━━━━━ Task input ━━━━━
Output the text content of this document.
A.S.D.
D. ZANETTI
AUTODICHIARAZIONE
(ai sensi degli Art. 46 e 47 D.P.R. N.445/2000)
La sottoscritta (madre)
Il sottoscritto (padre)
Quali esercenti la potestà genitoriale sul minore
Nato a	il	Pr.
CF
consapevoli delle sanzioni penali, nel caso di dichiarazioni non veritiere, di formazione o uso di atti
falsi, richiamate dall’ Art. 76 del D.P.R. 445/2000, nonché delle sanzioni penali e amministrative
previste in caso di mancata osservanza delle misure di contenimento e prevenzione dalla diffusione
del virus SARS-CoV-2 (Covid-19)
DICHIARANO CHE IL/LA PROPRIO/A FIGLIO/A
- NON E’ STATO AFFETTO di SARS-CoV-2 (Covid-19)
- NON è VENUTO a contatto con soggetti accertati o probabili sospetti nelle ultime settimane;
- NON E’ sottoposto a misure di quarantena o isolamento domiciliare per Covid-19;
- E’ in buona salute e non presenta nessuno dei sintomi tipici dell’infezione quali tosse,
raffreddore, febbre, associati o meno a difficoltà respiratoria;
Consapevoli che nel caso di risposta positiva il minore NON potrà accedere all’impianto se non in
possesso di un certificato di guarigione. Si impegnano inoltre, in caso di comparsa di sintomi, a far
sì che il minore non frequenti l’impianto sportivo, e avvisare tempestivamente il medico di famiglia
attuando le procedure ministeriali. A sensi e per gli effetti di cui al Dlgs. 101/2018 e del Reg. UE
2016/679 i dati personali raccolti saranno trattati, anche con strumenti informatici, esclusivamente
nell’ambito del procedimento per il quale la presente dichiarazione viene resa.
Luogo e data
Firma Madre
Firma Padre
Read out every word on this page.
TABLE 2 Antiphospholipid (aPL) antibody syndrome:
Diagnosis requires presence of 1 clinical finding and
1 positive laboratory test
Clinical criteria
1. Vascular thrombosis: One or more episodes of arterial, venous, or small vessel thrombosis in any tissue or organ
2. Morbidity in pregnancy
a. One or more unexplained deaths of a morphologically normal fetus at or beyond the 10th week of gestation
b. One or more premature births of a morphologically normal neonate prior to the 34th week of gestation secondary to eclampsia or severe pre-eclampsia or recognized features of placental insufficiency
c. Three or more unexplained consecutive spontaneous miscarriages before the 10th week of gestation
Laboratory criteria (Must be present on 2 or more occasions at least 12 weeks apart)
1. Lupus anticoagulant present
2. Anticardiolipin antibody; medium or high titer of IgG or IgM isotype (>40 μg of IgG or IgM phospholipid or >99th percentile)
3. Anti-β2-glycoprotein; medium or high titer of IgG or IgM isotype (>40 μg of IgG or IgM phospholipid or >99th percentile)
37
━━━━━
━━━━━ Task input ━━━━━
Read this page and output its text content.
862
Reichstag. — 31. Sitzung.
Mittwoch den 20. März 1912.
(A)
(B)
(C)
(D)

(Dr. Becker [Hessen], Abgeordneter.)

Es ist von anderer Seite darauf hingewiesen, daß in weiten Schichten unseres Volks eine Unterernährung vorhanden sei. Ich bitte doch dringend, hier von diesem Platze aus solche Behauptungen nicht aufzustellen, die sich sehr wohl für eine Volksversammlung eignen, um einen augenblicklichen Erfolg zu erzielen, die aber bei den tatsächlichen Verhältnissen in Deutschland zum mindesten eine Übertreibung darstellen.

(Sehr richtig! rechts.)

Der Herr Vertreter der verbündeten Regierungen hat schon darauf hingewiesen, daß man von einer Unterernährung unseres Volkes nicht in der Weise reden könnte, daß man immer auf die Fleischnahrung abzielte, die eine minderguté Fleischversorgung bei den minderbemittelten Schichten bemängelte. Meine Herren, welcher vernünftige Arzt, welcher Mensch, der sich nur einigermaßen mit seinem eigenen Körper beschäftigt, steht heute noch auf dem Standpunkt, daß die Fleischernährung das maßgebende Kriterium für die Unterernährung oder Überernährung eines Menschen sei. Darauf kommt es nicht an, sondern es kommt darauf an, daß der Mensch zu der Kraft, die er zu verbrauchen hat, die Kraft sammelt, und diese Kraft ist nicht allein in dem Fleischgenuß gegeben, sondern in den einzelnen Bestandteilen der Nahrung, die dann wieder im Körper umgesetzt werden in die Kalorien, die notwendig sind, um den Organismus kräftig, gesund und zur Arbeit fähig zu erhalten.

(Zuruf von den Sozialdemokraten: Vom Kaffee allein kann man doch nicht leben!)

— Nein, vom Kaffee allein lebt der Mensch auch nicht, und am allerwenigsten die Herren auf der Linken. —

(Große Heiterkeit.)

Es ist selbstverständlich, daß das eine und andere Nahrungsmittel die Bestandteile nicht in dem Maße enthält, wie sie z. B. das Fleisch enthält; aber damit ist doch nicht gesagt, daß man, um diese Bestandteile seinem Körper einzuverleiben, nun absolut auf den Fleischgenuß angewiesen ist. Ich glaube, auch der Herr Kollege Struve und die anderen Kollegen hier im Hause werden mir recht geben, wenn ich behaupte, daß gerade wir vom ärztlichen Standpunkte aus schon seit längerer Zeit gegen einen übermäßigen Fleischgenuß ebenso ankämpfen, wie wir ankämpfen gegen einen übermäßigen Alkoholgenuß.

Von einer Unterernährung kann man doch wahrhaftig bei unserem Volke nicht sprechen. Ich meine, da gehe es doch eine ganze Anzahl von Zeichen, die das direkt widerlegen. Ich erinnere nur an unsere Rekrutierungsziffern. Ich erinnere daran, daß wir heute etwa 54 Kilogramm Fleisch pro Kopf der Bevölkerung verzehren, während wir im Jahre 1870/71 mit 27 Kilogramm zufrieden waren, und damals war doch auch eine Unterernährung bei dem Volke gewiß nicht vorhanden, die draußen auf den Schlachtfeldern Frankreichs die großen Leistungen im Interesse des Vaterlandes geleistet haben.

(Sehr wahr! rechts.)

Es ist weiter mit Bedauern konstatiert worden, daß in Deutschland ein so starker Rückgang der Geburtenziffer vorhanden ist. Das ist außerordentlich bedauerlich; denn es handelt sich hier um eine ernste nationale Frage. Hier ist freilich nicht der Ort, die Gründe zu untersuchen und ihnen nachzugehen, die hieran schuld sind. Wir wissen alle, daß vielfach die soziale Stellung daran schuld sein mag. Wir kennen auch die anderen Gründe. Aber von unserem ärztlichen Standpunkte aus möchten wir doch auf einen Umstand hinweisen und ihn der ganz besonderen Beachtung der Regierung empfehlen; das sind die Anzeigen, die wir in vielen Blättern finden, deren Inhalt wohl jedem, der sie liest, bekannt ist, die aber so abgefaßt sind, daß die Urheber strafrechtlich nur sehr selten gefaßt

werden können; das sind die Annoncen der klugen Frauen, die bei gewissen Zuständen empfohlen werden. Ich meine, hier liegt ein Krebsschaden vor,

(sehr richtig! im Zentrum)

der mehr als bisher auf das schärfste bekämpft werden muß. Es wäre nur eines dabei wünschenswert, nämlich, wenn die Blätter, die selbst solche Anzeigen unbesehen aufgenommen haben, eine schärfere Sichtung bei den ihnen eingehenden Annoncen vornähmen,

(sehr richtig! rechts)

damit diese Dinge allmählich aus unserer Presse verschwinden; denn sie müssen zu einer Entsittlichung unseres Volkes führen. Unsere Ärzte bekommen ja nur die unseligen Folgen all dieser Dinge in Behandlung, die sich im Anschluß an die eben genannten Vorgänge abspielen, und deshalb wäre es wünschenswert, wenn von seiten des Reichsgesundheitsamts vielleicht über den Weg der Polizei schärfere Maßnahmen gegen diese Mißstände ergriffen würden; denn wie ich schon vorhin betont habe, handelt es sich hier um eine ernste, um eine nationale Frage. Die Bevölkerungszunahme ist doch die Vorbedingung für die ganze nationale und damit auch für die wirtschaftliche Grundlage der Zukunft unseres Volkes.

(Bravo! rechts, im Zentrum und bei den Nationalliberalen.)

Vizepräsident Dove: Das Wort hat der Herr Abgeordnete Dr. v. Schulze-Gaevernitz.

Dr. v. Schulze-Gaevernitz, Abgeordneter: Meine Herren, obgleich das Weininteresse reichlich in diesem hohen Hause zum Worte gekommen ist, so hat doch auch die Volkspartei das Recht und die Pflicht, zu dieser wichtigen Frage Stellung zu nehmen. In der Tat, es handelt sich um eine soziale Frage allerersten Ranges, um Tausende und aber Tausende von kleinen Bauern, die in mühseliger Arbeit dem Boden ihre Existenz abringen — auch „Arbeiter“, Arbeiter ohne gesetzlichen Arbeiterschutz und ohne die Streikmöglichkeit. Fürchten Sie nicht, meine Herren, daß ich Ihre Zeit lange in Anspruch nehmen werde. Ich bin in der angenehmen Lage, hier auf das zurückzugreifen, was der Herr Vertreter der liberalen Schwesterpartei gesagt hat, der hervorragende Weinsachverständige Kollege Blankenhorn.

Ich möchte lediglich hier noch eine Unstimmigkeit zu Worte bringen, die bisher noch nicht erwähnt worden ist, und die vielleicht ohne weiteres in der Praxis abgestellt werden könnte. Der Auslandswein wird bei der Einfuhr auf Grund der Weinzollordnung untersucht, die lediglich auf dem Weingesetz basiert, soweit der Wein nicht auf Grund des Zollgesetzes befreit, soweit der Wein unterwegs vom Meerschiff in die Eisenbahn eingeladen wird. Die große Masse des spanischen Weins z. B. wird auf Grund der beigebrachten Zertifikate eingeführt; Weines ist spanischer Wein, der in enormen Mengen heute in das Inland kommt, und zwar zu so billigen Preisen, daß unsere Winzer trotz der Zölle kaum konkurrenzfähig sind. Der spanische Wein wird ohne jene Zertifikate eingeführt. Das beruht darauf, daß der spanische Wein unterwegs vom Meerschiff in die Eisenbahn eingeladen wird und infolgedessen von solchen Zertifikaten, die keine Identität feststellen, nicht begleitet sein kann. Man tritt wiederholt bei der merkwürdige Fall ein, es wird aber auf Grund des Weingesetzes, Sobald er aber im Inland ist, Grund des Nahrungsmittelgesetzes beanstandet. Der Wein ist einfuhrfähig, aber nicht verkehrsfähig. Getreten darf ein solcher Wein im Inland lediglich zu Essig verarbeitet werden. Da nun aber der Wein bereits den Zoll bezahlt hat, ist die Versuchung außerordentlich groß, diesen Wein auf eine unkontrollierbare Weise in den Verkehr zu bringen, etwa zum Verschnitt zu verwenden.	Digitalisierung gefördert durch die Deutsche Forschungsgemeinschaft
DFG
━━━━━
■ **What this task involves**
The records are given above. Copy each line in them that holds "Herren".

■ **Response**
Der Herr Vertreter der verbündeten Regierungen hat schon darauf hingewiesen, daß man von einer Unterernährung unseres Volkes nicht in der Weise reden könnte, daß man immer auf die Fleischnahrung abzielte, die eine minderguté Fleischversorgung bei den minderbemittelten Schichten bemängelte. Meine Herren, welcher vernünftige Arzt, welcher Mensch, der sich nur einigermaßen mit seinem eigenen Körper beschäftigt, steht heute noch auf dem Standpunkt, daß die Fleischernährung das maßgebende Kriterium für die Unterernährung oder Überernährung eines Menschen sei. Darauf kommt es nicht an, sondern es kommt darauf an, daß der Mensch zu der Kraft, die er zu verbrauchen hat, die Kraft sammelt, und diese Kraft ist nicht allein in dem Fleischgenuß gegeben, sondern in den einzelnen Bestandteilen der Nahrung, die dann wieder im Körper umgesetzt werden in die Kalorien, die notwendig sind, um den Organismus kräftig, gesund und zur Arbeit fähig zu erhalten.
— Nein, vom Kaffee allein lebt der Mensch auch nicht, und am allerwenigsten die Herren auf der Linken. —
Dr. v. Schulze-Gaevernitz, Abgeordneter: Meine Herren, obgleich das Weininteresse reichlich in diesem hohen Hause zum Worte gekommen ist, so hat doch auch die Volkspartei das Recht und die Pflicht, zu dieser wichtigen Frage Stellung zu nehmen. In der Tat, es handelt sich um eine soziale Frage allerersten Ranges, um Tausende und aber Tausende von kleinen Bauern, die in mühseliger Arbeit dem Boden ihre Existenz abringen — auch „Arbeiter“, Arbeiter ohne gesetzlichen Arbeiterschutz und ohne die Streikmöglichkeit. Fürchten Sie nicht, meine Herren, daß ich Ihre Zeit lange in Anspruch nehmen werde. Ich bin in der angenehmen Lage, hier auf das zurückzugreifen, was der Herr Vertreter der liberalen Schwesterpartei gesagt hat, der hervorragende Weinsachverständige Kollege Blankenhorn.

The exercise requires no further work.